_Directive_
In the following material, identify every line holding the string "icon" and return it.

_Entries provided_
↓

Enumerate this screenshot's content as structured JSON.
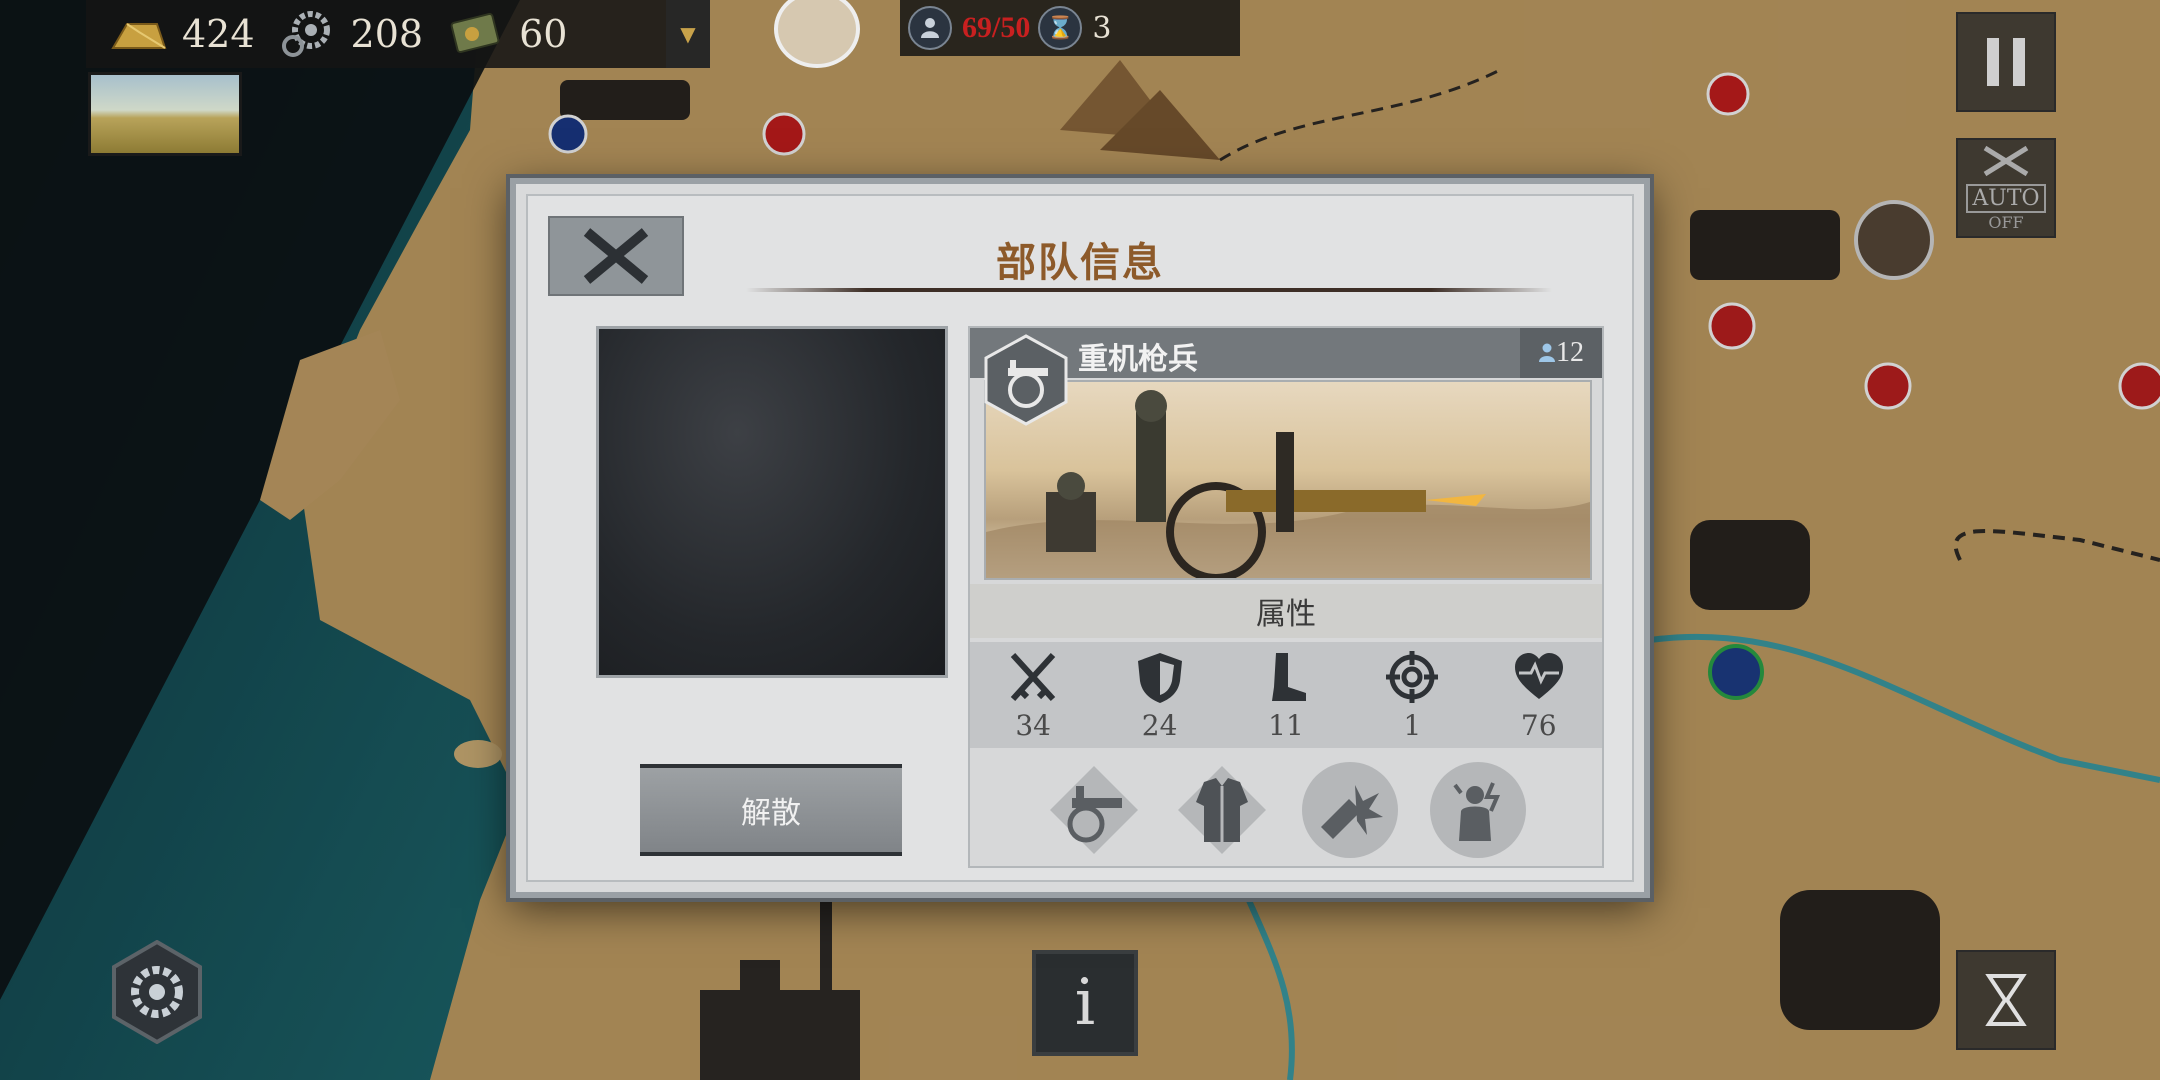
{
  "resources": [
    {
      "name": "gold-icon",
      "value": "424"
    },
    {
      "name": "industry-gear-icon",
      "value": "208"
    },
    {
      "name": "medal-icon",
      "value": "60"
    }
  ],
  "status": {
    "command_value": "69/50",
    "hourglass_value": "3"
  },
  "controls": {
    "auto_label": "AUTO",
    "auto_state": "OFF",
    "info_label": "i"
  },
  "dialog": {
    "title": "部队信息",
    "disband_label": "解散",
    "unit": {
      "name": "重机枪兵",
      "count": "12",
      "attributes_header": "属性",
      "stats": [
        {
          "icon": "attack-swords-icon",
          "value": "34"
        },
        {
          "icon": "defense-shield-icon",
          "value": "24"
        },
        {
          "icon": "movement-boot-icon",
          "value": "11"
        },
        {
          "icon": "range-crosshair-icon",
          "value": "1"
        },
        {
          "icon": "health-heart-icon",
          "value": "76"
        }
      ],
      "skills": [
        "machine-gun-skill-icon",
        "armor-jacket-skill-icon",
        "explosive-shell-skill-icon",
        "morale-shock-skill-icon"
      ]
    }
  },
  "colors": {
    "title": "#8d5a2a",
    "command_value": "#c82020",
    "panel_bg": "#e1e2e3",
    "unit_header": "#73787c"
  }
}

↑

_Exercise output_
      "name": "gold-icon",
      "name": "industry-gear-icon",
      "name": "medal-icon",
          "icon": "attack-swords-icon",
          "icon": "defense-shield-icon",
          "icon": "movement-boot-icon",
          "icon": "range-crosshair-icon",
          "icon": "health-heart-icon",
        "machine-gun-skill-icon",
        "armor-jacket-skill-icon",
        "explosive-shell-skill-icon",
        "morale-shock-skill-icon"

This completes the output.